Exercise objective: The listing below should be printed exactly, every line of it. Skip the pictures.

************

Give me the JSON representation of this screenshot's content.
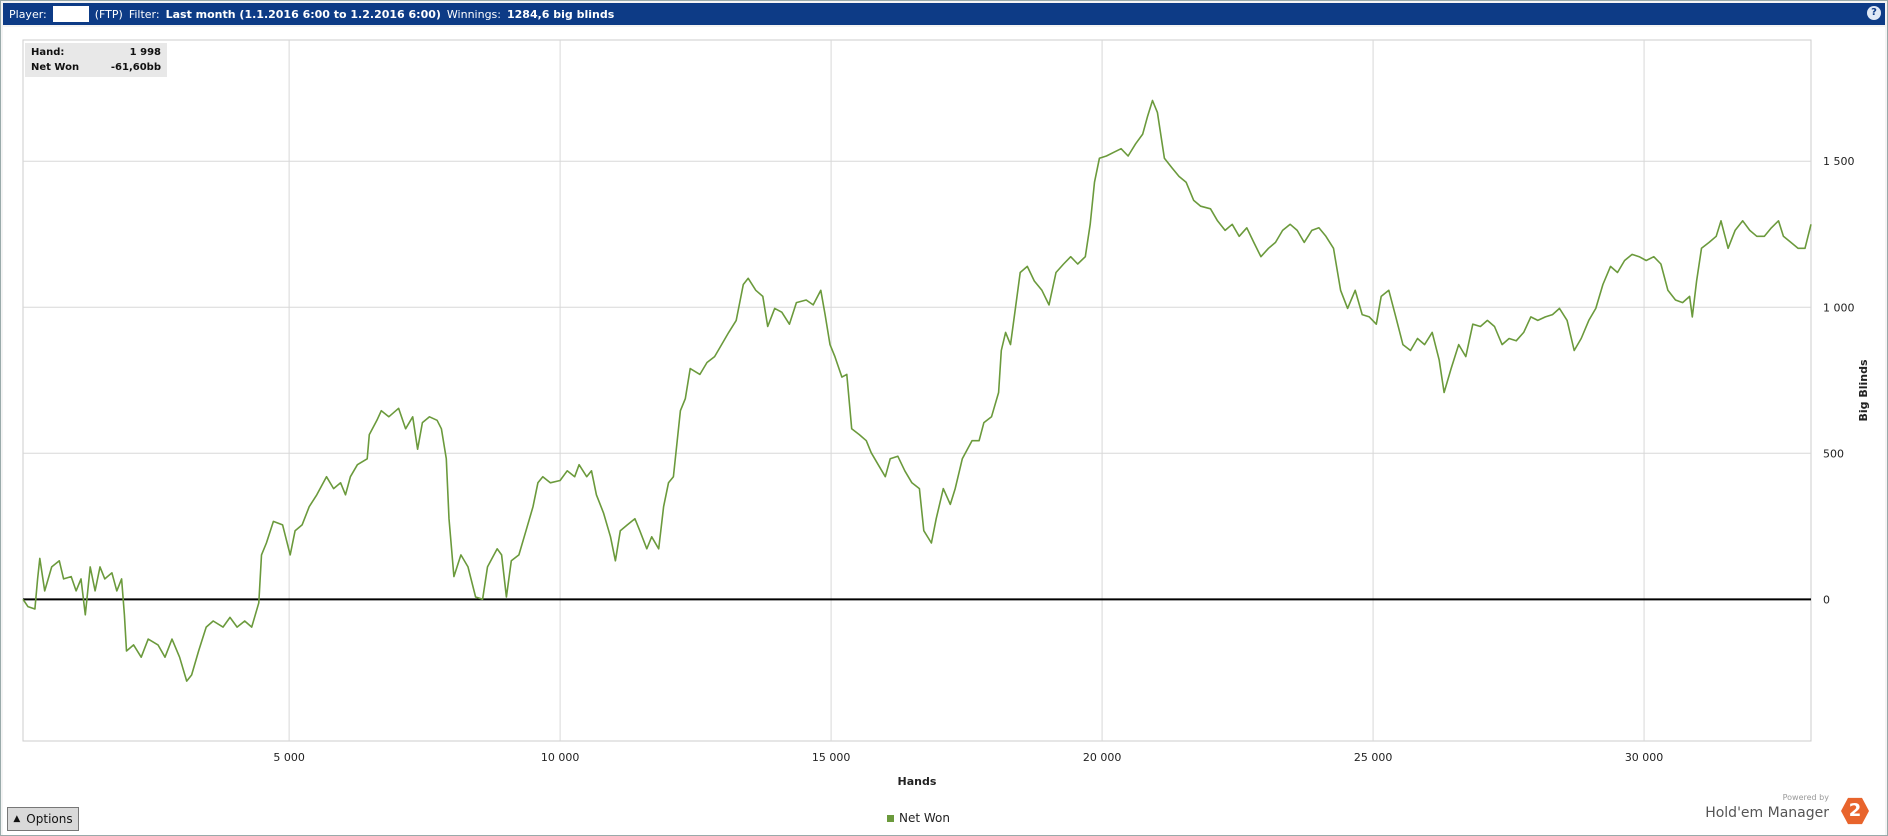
{
  "header": {
    "player_label": "Player:",
    "site": "(FTP)",
    "filter_label": "Filter:",
    "filter": "Last month (1.1.2016 6:00 to 1.2.2016 6:00)",
    "winnings_label": "Winnings:",
    "winnings": "1284,6 big blinds",
    "help": "?"
  },
  "tooltip": {
    "hand_label": "Hand:",
    "hand": "1 998",
    "net_won_label": "Net Won",
    "net_won": "-61,60bb"
  },
  "options_button": "Options",
  "branding": {
    "powered_by": "Powered by",
    "product": "Hold'em Manager",
    "logo": "2"
  },
  "chart_data": {
    "type": "line",
    "x_label": "Hands",
    "y_label": "Big Blinds",
    "grid": true,
    "legend": "bottom",
    "xlim": [
      90,
      33080
    ],
    "ylim": [
      -485,
      1915
    ],
    "xticks": [
      {
        "value": 5000,
        "label": "5 000"
      },
      {
        "value": 10000,
        "label": "10 000"
      },
      {
        "value": 15000,
        "label": "15 000"
      },
      {
        "value": 20000,
        "label": "20 000"
      },
      {
        "value": 25000,
        "label": "25 000"
      },
      {
        "value": 30000,
        "label": "30 000"
      }
    ],
    "yticks": [
      0,
      500,
      {
        "value": 1000,
        "label": "1 000"
      },
      {
        "value": 1500,
        "label": "1 500"
      }
    ],
    "x": [
      90,
      180,
      310,
      360,
      400,
      490,
      620,
      760,
      840,
      980,
      1070,
      1160,
      1240,
      1330,
      1420,
      1510,
      1600,
      1730,
      1820,
      1910,
      1960,
      2000,
      2130,
      2270,
      2400,
      2580,
      2710,
      2840,
      2980,
      3110,
      3200,
      3330,
      3470,
      3600,
      3780,
      3910,
      4040,
      4180,
      4310,
      4440,
      4490,
      4580,
      4710,
      4880,
      5020,
      5110,
      5240,
      5370,
      5510,
      5690,
      5820,
      5950,
      6040,
      6130,
      6260,
      6440,
      6480,
      6620,
      6700,
      6840,
      7020,
      7150,
      7280,
      7370,
      7460,
      7590,
      7730,
      7810,
      7900,
      7950,
      8040,
      8170,
      8300,
      8440,
      8570,
      8660,
      8840,
      8920,
      9010,
      9100,
      9240,
      9370,
      9500,
      9590,
      9680,
      9820,
      10000,
      10130,
      10270,
      10350,
      10490,
      10580,
      10670,
      10800,
      10930,
      11020,
      11110,
      11240,
      11380,
      11470,
      11600,
      11690,
      11820,
      11910,
      12000,
      12090,
      12220,
      12310,
      12400,
      12580,
      12710,
      12850,
      12980,
      13110,
      13250,
      13380,
      13470,
      13610,
      13740,
      13830,
      13960,
      14090,
      14230,
      14360,
      14540,
      14670,
      14810,
      14890,
      14980,
      15070,
      15200,
      15290,
      15380,
      15520,
      15650,
      15740,
      15870,
      16000,
      16090,
      16230,
      16360,
      16490,
      16630,
      16710,
      16850,
      16940,
      17070,
      17200,
      17290,
      17420,
      17600,
      17730,
      17820,
      17960,
      18090,
      18140,
      18220,
      18310,
      18400,
      18490,
      18620,
      18750,
      18890,
      19020,
      19150,
      19290,
      19420,
      19550,
      19690,
      19780,
      19860,
      19950,
      20080,
      20220,
      20350,
      20480,
      20620,
      20750,
      20840,
      20930,
      21020,
      21150,
      21290,
      21420,
      21550,
      21690,
      21820,
      22000,
      22130,
      22270,
      22400,
      22530,
      22670,
      22800,
      22930,
      23070,
      23200,
      23330,
      23470,
      23600,
      23730,
      23870,
      24000,
      24130,
      24270,
      24400,
      24530,
      24670,
      24800,
      24930,
      25060,
      25150,
      25290,
      25420,
      25550,
      25690,
      25820,
      25950,
      26090,
      26220,
      26310,
      26440,
      26580,
      26710,
      26840,
      26980,
      27110,
      27240,
      27380,
      27510,
      27640,
      27780,
      27910,
      28040,
      28180,
      28310,
      28440,
      28580,
      28710,
      28840,
      28980,
      29110,
      29240,
      29380,
      29510,
      29640,
      29780,
      29910,
      30040,
      30180,
      30310,
      30440,
      30580,
      30710,
      30840,
      30890,
      30970,
      31060,
      31200,
      31330,
      31420,
      31550,
      31680,
      31820,
      31950,
      32080,
      32220,
      32350,
      32480,
      32570,
      32710,
      32840,
      32970,
      33080
    ],
    "series": [
      {
        "name": "Net Won",
        "color": "#6b9a3c",
        "values": [
          0,
          -25,
          -33,
          70,
          140,
          29,
          111,
          132,
          70,
          78,
          29,
          70,
          -53,
          111,
          29,
          111,
          70,
          91,
          29,
          70,
          -53,
          -177,
          -156,
          -198,
          -136,
          -156,
          -198,
          -136,
          -198,
          -280,
          -259,
          -177,
          -95,
          -74,
          -95,
          -62,
          -95,
          -74,
          -95,
          -12,
          152,
          193,
          267,
          255,
          152,
          235,
          255,
          317,
          358,
          420,
          379,
          399,
          358,
          420,
          461,
          481,
          564,
          613,
          646,
          625,
          654,
          584,
          625,
          514,
          605,
          625,
          613,
          584,
          481,
          276,
          78,
          152,
          111,
          8,
          0,
          111,
          173,
          152,
          8,
          132,
          152,
          235,
          317,
          399,
          420,
          399,
          407,
          440,
          420,
          461,
          420,
          440,
          358,
          296,
          214,
          132,
          235,
          255,
          276,
          235,
          173,
          214,
          173,
          317,
          399,
          420,
          646,
          687,
          790,
          770,
          811,
          831,
          872,
          914,
          955,
          1078,
          1099,
          1058,
          1037,
          934,
          996,
          983,
          942,
          1016,
          1025,
          1008,
          1058,
          975,
          872,
          831,
          761,
          770,
          584,
          564,
          543,
          502,
          461,
          420,
          481,
          490,
          440,
          399,
          379,
          235,
          193,
          276,
          379,
          325,
          379,
          481,
          543,
          543,
          605,
          625,
          708,
          852,
          914,
          872,
          996,
          1119,
          1140,
          1090,
          1058,
          1008,
          1119,
          1148,
          1173,
          1148,
          1173,
          1284,
          1428,
          1510,
          1518,
          1531,
          1543,
          1518,
          1560,
          1593,
          1654,
          1708,
          1667,
          1510,
          1477,
          1448,
          1428,
          1366,
          1346,
          1337,
          1296,
          1263,
          1284,
          1243,
          1272,
          1222,
          1173,
          1202,
          1222,
          1263,
          1284,
          1263,
          1222,
          1263,
          1272,
          1243,
          1202,
          1058,
          996,
          1058,
          975,
          967,
          942,
          1037,
          1058,
          967,
          872,
          852,
          893,
          872,
          914,
          819,
          708,
          790,
          872,
          831,
          942,
          934,
          955,
          934,
          872,
          893,
          885,
          914,
          967,
          955,
          967,
          975,
          996,
          955,
          852,
          893,
          955,
          996,
          1078,
          1140,
          1119,
          1160,
          1181,
          1173,
          1160,
          1173,
          1148,
          1058,
          1025,
          1016,
          1037,
          967,
          1090,
          1202,
          1222,
          1243,
          1296,
          1202,
          1263,
          1296,
          1263,
          1243,
          1243,
          1272,
          1296,
          1243,
          1222,
          1202,
          1202,
          1284
        ]
      }
    ]
  }
}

************

Task response:
Give me the JSON representation of this screenshot's content.
{
  "header": {
    "player_label": "Player:",
    "site": "(FTP)",
    "filter_label": "Filter:",
    "filter": "Last month (1.1.2016 6:00 to 1.2.2016 6:00)",
    "winnings_label": "Winnings:",
    "winnings": "1284,6 big blinds",
    "help": "?"
  },
  "tooltip": {
    "hand_label": "Hand:",
    "hand": "1 998",
    "net_won_label": "Net Won",
    "net_won": "-61,60bb"
  },
  "options_button": "Options",
  "branding": {
    "powered_by": "Powered by",
    "product": "Hold'em Manager",
    "logo": "2"
  },
  "chart_data": {
    "type": "line",
    "x_label": "Hands",
    "y_label": "Big Blinds",
    "grid": true,
    "legend": "bottom",
    "xlim": [
      90,
      33080
    ],
    "ylim": [
      -485,
      1915
    ],
    "xticks": [
      {
        "value": 5000,
        "label": "5 000"
      },
      {
        "value": 10000,
        "label": "10 000"
      },
      {
        "value": 15000,
        "label": "15 000"
      },
      {
        "value": 20000,
        "label": "20 000"
      },
      {
        "value": 25000,
        "label": "25 000"
      },
      {
        "value": 30000,
        "label": "30 000"
      }
    ],
    "yticks": [
      0,
      500,
      {
        "value": 1000,
        "label": "1 000"
      },
      {
        "value": 1500,
        "label": "1 500"
      }
    ],
    "x": [
      90,
      180,
      310,
      360,
      400,
      490,
      620,
      760,
      840,
      980,
      1070,
      1160,
      1240,
      1330,
      1420,
      1510,
      1600,
      1730,
      1820,
      1910,
      1960,
      2000,
      2130,
      2270,
      2400,
      2580,
      2710,
      2840,
      2980,
      3110,
      3200,
      3330,
      3470,
      3600,
      3780,
      3910,
      4040,
      4180,
      4310,
      4440,
      4490,
      4580,
      4710,
      4880,
      5020,
      5110,
      5240,
      5370,
      5510,
      5690,
      5820,
      5950,
      6040,
      6130,
      6260,
      6440,
      6480,
      6620,
      6700,
      6840,
      7020,
      7150,
      7280,
      7370,
      7460,
      7590,
      7730,
      7810,
      7900,
      7950,
      8040,
      8170,
      8300,
      8440,
      8570,
      8660,
      8840,
      8920,
      9010,
      9100,
      9240,
      9370,
      9500,
      9590,
      9680,
      9820,
      10000,
      10130,
      10270,
      10350,
      10490,
      10580,
      10670,
      10800,
      10930,
      11020,
      11110,
      11240,
      11380,
      11470,
      11600,
      11690,
      11820,
      11910,
      12000,
      12090,
      12220,
      12310,
      12400,
      12580,
      12710,
      12850,
      12980,
      13110,
      13250,
      13380,
      13470,
      13610,
      13740,
      13830,
      13960,
      14090,
      14230,
      14360,
      14540,
      14670,
      14810,
      14890,
      14980,
      15070,
      15200,
      15290,
      15380,
      15520,
      15650,
      15740,
      15870,
      16000,
      16090,
      16230,
      16360,
      16490,
      16630,
      16710,
      16850,
      16940,
      17070,
      17200,
      17290,
      17420,
      17600,
      17730,
      17820,
      17960,
      18090,
      18140,
      18220,
      18310,
      18400,
      18490,
      18620,
      18750,
      18890,
      19020,
      19150,
      19290,
      19420,
      19550,
      19690,
      19780,
      19860,
      19950,
      20080,
      20220,
      20350,
      20480,
      20620,
      20750,
      20840,
      20930,
      21020,
      21150,
      21290,
      21420,
      21550,
      21690,
      21820,
      22000,
      22130,
      22270,
      22400,
      22530,
      22670,
      22800,
      22930,
      23070,
      23200,
      23330,
      23470,
      23600,
      23730,
      23870,
      24000,
      24130,
      24270,
      24400,
      24530,
      24670,
      24800,
      24930,
      25060,
      25150,
      25290,
      25420,
      25550,
      25690,
      25820,
      25950,
      26090,
      26220,
      26310,
      26440,
      26580,
      26710,
      26840,
      26980,
      27110,
      27240,
      27380,
      27510,
      27640,
      27780,
      27910,
      28040,
      28180,
      28310,
      28440,
      28580,
      28710,
      28840,
      28980,
      29110,
      29240,
      29380,
      29510,
      29640,
      29780,
      29910,
      30040,
      30180,
      30310,
      30440,
      30580,
      30710,
      30840,
      30890,
      30970,
      31060,
      31200,
      31330,
      31420,
      31550,
      31680,
      31820,
      31950,
      32080,
      32220,
      32350,
      32480,
      32570,
      32710,
      32840,
      32970,
      33080
    ],
    "series": [
      {
        "name": "Net Won",
        "color": "#6b9a3c",
        "values": [
          0,
          -25,
          -33,
          70,
          140,
          29,
          111,
          132,
          70,
          78,
          29,
          70,
          -53,
          111,
          29,
          111,
          70,
          91,
          29,
          70,
          -53,
          -177,
          -156,
          -198,
          -136,
          -156,
          -198,
          -136,
          -198,
          -280,
          -259,
          -177,
          -95,
          -74,
          -95,
          -62,
          -95,
          -74,
          -95,
          -12,
          152,
          193,
          267,
          255,
          152,
          235,
          255,
          317,
          358,
          420,
          379,
          399,
          358,
          420,
          461,
          481,
          564,
          613,
          646,
          625,
          654,
          584,
          625,
          514,
          605,
          625,
          613,
          584,
          481,
          276,
          78,
          152,
          111,
          8,
          0,
          111,
          173,
          152,
          8,
          132,
          152,
          235,
          317,
          399,
          420,
          399,
          407,
          440,
          420,
          461,
          420,
          440,
          358,
          296,
          214,
          132,
          235,
          255,
          276,
          235,
          173,
          214,
          173,
          317,
          399,
          420,
          646,
          687,
          790,
          770,
          811,
          831,
          872,
          914,
          955,
          1078,
          1099,
          1058,
          1037,
          934,
          996,
          983,
          942,
          1016,
          1025,
          1008,
          1058,
          975,
          872,
          831,
          761,
          770,
          584,
          564,
          543,
          502,
          461,
          420,
          481,
          490,
          440,
          399,
          379,
          235,
          193,
          276,
          379,
          325,
          379,
          481,
          543,
          543,
          605,
          625,
          708,
          852,
          914,
          872,
          996,
          1119,
          1140,
          1090,
          1058,
          1008,
          1119,
          1148,
          1173,
          1148,
          1173,
          1284,
          1428,
          1510,
          1518,
          1531,
          1543,
          1518,
          1560,
          1593,
          1654,
          1708,
          1667,
          1510,
          1477,
          1448,
          1428,
          1366,
          1346,
          1337,
          1296,
          1263,
          1284,
          1243,
          1272,
          1222,
          1173,
          1202,
          1222,
          1263,
          1284,
          1263,
          1222,
          1263,
          1272,
          1243,
          1202,
          1058,
          996,
          1058,
          975,
          967,
          942,
          1037,
          1058,
          967,
          872,
          852,
          893,
          872,
          914,
          819,
          708,
          790,
          872,
          831,
          942,
          934,
          955,
          934,
          872,
          893,
          885,
          914,
          967,
          955,
          967,
          975,
          996,
          955,
          852,
          893,
          955,
          996,
          1078,
          1140,
          1119,
          1160,
          1181,
          1173,
          1160,
          1173,
          1148,
          1058,
          1025,
          1016,
          1037,
          967,
          1090,
          1202,
          1222,
          1243,
          1296,
          1202,
          1263,
          1296,
          1263,
          1243,
          1243,
          1272,
          1296,
          1243,
          1222,
          1202,
          1202,
          1284
        ]
      }
    ]
  }
}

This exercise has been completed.